>> begin DATA FOR THE TASK

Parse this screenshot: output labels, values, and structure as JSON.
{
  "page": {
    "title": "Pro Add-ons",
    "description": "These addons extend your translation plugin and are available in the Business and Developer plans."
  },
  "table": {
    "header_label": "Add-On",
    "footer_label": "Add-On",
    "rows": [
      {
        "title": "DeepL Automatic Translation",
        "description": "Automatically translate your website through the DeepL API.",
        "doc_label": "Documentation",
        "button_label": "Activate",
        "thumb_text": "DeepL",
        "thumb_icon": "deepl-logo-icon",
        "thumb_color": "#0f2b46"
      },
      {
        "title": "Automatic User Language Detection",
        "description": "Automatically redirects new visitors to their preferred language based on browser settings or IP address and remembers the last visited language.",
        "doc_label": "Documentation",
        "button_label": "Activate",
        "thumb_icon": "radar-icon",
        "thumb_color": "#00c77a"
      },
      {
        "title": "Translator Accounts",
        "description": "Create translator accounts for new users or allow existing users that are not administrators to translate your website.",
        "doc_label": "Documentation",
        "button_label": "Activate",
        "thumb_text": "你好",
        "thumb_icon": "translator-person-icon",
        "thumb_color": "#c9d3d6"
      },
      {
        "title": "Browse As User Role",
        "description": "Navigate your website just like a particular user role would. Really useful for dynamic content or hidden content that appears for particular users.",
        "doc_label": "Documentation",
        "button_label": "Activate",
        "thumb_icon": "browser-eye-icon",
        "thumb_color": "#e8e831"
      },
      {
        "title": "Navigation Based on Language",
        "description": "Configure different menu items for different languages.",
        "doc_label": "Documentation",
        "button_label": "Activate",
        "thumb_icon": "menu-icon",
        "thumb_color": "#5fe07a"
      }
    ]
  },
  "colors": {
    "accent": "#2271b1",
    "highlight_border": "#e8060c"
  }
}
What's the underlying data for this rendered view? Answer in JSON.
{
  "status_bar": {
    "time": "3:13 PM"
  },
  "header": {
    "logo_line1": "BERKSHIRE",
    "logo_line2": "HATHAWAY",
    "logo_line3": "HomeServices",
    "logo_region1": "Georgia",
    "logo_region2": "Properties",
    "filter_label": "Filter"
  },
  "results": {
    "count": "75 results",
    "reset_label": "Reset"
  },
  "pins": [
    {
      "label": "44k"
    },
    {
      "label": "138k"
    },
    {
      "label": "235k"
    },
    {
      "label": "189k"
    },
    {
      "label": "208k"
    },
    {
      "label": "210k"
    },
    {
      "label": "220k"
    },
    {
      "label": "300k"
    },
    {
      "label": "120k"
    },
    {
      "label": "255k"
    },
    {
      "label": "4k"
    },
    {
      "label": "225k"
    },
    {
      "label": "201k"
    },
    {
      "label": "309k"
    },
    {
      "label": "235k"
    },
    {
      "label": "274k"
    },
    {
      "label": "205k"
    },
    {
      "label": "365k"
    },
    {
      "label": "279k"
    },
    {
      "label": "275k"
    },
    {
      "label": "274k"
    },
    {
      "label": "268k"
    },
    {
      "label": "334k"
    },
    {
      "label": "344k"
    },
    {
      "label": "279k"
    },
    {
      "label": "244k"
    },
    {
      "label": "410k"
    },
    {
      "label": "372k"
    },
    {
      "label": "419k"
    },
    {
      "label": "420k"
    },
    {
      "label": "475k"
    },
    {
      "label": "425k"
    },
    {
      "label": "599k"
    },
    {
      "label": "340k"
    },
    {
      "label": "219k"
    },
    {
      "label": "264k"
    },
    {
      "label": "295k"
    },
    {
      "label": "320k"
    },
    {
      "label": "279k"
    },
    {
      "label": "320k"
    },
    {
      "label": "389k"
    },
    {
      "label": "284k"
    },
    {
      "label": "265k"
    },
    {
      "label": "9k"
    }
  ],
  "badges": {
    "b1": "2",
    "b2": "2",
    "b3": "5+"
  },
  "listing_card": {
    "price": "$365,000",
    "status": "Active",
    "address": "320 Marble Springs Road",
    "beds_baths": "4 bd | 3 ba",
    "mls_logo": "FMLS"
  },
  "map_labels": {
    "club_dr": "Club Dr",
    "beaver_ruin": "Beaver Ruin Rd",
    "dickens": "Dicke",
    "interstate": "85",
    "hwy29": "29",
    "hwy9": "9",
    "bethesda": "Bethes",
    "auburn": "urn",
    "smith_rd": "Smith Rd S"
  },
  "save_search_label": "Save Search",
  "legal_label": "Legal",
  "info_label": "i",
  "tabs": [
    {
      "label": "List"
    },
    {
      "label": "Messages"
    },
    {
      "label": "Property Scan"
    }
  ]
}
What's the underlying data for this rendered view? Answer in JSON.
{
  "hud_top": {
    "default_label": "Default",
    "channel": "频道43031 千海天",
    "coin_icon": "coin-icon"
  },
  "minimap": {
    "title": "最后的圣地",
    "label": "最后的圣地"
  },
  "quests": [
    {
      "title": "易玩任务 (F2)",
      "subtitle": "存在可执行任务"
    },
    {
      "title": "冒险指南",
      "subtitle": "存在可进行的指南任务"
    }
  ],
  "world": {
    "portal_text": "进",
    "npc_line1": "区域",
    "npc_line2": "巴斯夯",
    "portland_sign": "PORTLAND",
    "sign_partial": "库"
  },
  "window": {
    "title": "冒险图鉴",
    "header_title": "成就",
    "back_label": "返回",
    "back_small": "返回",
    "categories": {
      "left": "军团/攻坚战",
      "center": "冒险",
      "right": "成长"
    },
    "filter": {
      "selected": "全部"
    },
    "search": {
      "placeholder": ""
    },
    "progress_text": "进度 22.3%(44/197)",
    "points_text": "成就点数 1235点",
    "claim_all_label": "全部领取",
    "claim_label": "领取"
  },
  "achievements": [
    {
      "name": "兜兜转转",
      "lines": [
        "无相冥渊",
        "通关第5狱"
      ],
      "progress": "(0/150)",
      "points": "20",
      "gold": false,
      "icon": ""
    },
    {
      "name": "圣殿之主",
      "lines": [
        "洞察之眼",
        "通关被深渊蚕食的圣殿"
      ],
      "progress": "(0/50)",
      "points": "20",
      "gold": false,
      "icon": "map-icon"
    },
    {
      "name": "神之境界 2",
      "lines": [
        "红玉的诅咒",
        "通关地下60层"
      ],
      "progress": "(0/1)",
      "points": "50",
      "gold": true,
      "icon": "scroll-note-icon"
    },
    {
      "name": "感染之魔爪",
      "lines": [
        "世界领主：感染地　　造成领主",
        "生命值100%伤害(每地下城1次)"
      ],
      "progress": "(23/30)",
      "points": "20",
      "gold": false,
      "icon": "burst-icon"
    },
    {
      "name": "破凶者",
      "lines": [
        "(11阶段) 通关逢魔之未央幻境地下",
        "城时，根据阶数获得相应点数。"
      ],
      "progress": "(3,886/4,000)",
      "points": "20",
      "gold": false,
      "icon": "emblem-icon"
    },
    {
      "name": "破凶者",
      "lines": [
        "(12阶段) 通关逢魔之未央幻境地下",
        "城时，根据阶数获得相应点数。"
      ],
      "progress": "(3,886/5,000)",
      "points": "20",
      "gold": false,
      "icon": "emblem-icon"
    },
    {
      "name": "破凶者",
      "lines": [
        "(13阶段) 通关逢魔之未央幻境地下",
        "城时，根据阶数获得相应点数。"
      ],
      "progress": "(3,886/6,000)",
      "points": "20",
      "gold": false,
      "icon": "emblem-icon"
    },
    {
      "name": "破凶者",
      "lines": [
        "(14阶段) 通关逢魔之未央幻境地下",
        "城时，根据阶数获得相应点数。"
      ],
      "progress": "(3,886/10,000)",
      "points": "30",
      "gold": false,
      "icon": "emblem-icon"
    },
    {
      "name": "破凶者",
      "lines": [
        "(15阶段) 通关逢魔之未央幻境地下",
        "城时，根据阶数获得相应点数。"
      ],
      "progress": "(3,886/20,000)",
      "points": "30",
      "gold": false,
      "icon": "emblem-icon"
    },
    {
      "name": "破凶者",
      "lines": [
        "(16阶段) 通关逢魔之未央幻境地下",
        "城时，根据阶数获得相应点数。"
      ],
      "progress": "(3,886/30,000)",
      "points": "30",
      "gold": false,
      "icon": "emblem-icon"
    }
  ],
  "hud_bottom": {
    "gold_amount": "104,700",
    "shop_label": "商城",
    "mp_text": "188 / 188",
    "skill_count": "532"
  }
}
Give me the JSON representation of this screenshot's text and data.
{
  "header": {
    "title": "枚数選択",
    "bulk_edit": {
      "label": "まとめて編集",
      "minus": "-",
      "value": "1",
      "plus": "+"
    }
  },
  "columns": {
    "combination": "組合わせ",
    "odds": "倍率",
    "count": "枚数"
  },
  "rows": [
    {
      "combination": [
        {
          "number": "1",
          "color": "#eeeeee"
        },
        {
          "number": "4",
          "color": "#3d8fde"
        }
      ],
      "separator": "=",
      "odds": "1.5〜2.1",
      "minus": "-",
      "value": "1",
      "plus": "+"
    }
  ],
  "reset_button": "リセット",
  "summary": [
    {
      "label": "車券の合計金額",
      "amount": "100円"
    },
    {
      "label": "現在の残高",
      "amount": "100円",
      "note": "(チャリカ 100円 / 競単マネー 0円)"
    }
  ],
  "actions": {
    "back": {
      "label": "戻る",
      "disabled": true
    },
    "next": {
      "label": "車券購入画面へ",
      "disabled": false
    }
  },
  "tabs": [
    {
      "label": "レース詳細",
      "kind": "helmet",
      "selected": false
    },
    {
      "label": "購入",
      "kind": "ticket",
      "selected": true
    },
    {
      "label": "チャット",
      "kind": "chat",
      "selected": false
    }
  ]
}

>> end DATA FOR THE TASK

WHAT YOU NEED TO DO
Copy every line of the records above that contains "Automatically".

WORKED ANSWER
        "description": "Automatically translate your website through the DeepL API.",
        "description": "Automatically redirects new visitors to their preferred language based on browser settings or IP address and remembers the last visited language.",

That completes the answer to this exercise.